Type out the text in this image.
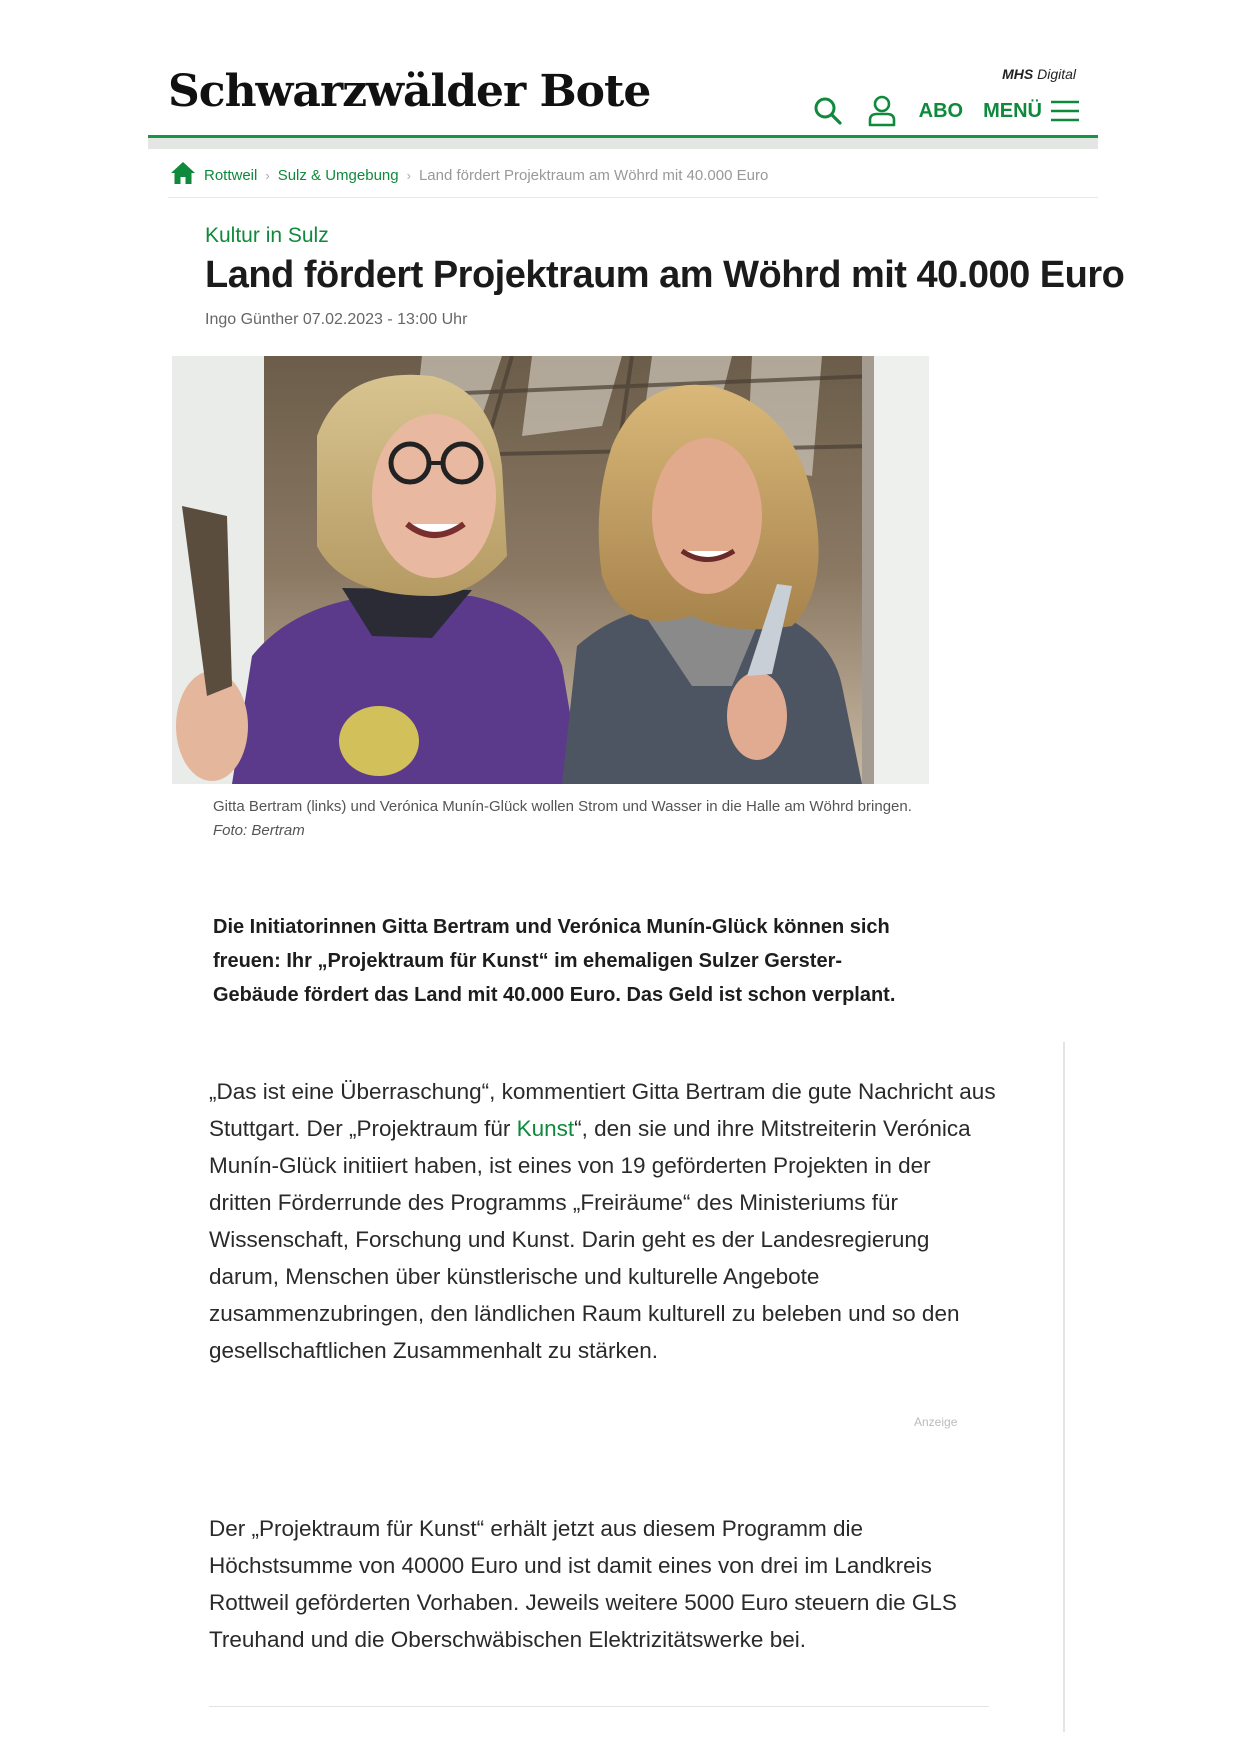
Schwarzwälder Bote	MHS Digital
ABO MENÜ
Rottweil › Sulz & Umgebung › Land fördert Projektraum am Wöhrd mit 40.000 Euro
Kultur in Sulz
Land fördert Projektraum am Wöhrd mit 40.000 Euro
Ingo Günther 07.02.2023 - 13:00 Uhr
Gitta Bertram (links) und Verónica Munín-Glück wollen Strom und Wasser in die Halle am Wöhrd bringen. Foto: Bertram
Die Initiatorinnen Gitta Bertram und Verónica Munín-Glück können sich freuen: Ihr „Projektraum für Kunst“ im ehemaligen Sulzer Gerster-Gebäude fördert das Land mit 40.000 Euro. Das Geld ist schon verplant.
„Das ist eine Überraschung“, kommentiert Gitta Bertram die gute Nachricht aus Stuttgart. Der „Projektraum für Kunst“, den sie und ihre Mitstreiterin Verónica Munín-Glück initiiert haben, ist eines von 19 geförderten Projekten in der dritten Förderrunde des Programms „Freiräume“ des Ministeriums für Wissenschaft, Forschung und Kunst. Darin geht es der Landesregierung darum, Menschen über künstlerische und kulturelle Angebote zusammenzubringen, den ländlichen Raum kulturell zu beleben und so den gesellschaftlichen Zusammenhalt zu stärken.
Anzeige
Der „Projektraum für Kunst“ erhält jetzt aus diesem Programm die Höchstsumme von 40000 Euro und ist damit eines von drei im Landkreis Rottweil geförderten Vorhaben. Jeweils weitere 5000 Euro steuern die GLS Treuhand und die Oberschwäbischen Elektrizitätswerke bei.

---

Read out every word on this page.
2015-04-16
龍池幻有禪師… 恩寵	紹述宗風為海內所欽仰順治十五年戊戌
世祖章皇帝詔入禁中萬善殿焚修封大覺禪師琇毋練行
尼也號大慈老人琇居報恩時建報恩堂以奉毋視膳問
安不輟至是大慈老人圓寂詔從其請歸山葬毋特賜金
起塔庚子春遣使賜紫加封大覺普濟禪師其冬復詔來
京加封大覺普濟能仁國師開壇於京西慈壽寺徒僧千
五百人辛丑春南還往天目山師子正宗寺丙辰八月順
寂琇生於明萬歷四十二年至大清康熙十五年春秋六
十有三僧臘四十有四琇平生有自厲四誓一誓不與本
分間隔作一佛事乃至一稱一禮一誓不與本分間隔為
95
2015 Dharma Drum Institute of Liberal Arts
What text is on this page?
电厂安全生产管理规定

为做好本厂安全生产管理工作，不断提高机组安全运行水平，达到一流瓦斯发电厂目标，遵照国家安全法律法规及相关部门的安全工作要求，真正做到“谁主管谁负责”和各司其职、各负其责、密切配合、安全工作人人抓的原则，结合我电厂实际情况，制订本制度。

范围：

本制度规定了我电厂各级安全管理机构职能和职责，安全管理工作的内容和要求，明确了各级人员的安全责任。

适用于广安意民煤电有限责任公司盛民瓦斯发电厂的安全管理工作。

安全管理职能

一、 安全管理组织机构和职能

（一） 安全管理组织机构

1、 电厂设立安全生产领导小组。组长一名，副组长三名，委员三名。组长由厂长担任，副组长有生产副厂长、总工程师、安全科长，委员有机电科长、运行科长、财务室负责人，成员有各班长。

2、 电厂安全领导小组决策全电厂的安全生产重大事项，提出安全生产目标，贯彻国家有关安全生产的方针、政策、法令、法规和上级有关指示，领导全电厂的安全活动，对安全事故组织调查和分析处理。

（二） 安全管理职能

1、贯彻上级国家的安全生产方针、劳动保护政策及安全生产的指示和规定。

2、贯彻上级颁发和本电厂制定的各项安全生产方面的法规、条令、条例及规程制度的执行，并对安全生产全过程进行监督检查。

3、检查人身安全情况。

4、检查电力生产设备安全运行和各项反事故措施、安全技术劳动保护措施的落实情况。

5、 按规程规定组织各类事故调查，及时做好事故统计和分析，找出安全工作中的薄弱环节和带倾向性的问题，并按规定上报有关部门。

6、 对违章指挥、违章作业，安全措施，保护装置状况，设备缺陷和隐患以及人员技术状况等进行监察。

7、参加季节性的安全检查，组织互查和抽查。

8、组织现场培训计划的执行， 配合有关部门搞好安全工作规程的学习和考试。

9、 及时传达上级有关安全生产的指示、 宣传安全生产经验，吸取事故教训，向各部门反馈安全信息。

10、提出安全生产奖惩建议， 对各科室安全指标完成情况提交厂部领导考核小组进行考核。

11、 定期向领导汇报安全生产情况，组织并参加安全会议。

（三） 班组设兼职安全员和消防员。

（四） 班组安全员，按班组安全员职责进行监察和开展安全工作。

--

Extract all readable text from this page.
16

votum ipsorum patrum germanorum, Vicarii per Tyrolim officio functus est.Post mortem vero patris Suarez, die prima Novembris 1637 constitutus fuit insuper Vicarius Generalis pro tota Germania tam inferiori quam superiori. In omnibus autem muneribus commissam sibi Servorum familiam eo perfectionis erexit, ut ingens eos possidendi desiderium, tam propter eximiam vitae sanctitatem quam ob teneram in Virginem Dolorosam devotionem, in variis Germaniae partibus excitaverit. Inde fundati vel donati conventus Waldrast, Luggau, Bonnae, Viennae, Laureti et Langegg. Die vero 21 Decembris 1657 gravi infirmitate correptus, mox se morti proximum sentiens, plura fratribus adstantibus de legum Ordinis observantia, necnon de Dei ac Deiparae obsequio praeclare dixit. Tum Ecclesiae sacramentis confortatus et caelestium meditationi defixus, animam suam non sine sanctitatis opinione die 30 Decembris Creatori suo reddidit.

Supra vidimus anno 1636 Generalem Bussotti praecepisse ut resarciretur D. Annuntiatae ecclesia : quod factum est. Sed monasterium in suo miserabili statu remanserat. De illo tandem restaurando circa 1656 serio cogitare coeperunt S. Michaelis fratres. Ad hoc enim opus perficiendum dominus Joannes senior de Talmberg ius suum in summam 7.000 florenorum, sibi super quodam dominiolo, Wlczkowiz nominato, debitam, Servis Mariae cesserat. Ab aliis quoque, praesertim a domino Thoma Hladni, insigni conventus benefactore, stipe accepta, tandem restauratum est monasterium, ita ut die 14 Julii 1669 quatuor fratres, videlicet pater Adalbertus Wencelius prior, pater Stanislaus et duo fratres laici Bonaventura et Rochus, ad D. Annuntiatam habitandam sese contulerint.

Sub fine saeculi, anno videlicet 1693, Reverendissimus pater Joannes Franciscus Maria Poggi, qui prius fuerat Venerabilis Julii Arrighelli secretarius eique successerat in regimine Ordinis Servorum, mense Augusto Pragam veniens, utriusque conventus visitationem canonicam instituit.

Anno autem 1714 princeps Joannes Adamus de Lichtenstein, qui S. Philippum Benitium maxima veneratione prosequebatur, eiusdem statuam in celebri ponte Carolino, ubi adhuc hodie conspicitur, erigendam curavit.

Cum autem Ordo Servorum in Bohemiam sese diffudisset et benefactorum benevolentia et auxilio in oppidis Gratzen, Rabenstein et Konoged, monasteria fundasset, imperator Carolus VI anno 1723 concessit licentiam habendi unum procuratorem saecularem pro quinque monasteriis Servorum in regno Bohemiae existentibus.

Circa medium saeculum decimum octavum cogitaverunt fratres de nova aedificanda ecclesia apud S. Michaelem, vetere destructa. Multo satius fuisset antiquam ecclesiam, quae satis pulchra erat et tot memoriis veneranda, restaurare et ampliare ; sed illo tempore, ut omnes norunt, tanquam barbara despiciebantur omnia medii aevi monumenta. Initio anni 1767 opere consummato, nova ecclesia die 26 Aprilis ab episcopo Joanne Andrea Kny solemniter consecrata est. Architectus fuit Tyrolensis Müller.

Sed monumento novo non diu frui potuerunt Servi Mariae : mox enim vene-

▶ **TO DO**
Copy every line of the material in which the word "this" occurs.

▶ **RESPONSE**
Type out the text in this image.
Read out every word on this page.
What text is on this page?
Extract all readable text from this page.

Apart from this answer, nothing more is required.